> **What you have to do**:
Leave out the pictures and repeat every record exactly.

--- begin Provided information ---

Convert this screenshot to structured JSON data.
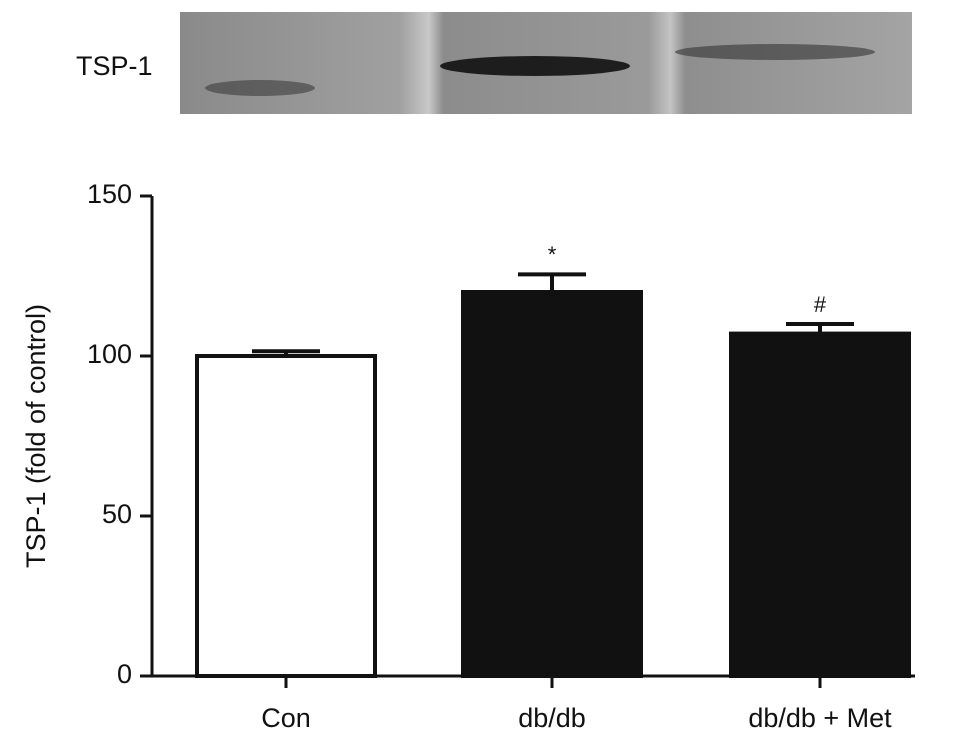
{
  "blot": {
    "label": "TSP-1"
  },
  "chart_data": {
    "type": "bar",
    "ylabel": "TSP-1 (fold of control)",
    "categories": [
      "Con",
      "db/db",
      "db/db + Met"
    ],
    "values": [
      100,
      120,
      107
    ],
    "errors": [
      1.5,
      5.5,
      3
    ],
    "value_annotations": [
      null,
      "*",
      "#"
    ],
    "colors": [
      "#ffffff",
      "#111111",
      "#111111"
    ],
    "ylim": [
      0,
      150
    ],
    "yticks": [
      0,
      50,
      100,
      150
    ]
  }
}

--- end Provided information ---

> **Result**:
Convert this screenshot to structured JSON data.
{
  "blot": {
    "label": "TSP-1"
  },
  "chart_data": {
    "type": "bar",
    "ylabel": "TSP-1 (fold of control)",
    "categories": [
      "Con",
      "db/db",
      "db/db + Met"
    ],
    "values": [
      100,
      120,
      107
    ],
    "errors": [
      1.5,
      5.5,
      3
    ],
    "value_annotations": [
      null,
      "*",
      "#"
    ],
    "colors": [
      "#ffffff",
      "#111111",
      "#111111"
    ],
    "ylim": [
      0,
      150
    ],
    "yticks": [
      0,
      50,
      100,
      150
    ]
  }
}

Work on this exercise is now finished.